WHAT YOU HAVE TO DO: Search the data below for the string "Makati". Extract every line that contains it.

(Extracted records)
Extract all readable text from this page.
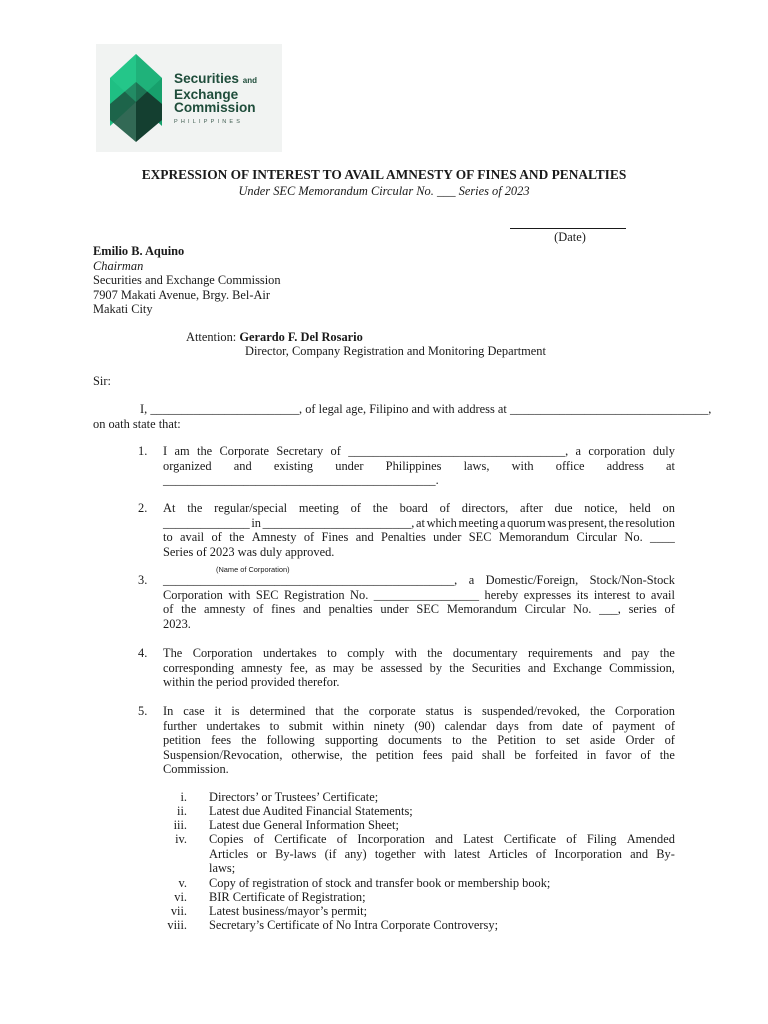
Securities and
Exchange
Commission
PHILIPPINES
EXPRESSION OF INTEREST TO AVAIL AMNESTY OF FINES AND PENALTIES
Under SEC Memorandum Circular No. ___ Series of 2023
(Date)
Emilio B. Aquino
Chairman
Securities and Exchange Commission
7907 Makati Avenue, Brgy. Bel-Air
Makati City
Attention: Gerardo F. Del Rosario
Director, Company Registration and Monitoring Department
Sir:
I, ________________________, of legal age, Filipino and with address at ________________________________,
on oath state that:
1. I am the Corporate Secretary of ___________________________________, a corporation duly
organized and existing under Philippines laws, with office address at
____________________________________________.
2. At the regular/special meeting of the board of directors, after due notice, held on
______________ in ________________________, at which meeting a quorum was present, the resolution
to avail of the Amnesty of Fines and Penalties under SEC Memorandum Circular No. ____
Series of 2023 was duly approved.
(Name of Corporation)
3. _______________________________________________, a Domestic/Foreign, Stock/Non-Stock
Corporation with SEC Registration No. _________________ hereby expresses its interest to avail
of the amnesty of fines and penalties under SEC Memorandum Circular No. ___, series of
2023.
4. The Corporation undertakes to comply with the documentary requirements and pay the
corresponding amnesty fee, as may be assessed by the Securities and Exchange Commission,
within the period provided therefor.
5. In case it is determined that the corporate status is suspended/revoked, the Corporation
further undertakes to submit within ninety (90) calendar days from date of payment of
petition fees the following supporting documents to the Petition to set aside Order of
Suspension/Revocation, otherwise, the petition fees paid shall be forfeited in favor of the
Commission.
i. Directors’ or Trustees’ Certificate;
ii. Latest due Audited Financial Statements;
iii. Latest due General Information Sheet;
iv. Copies of Certificate of Incorporation and Latest Certificate of Filing Amended
Articles or By-laws (if any) together with latest Articles of Incorporation and By-
laws;
v. Copy of registration of stock and transfer book or membership book;
vi. BIR Certificate of Registration;
vii. Latest business/mayor’s permit;
viii. Secretary’s Certificate of No Intra Corporate Controversy;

OUTPUT BELOW:
7907 Makati Avenue, Brgy. Bel-Air
Makati City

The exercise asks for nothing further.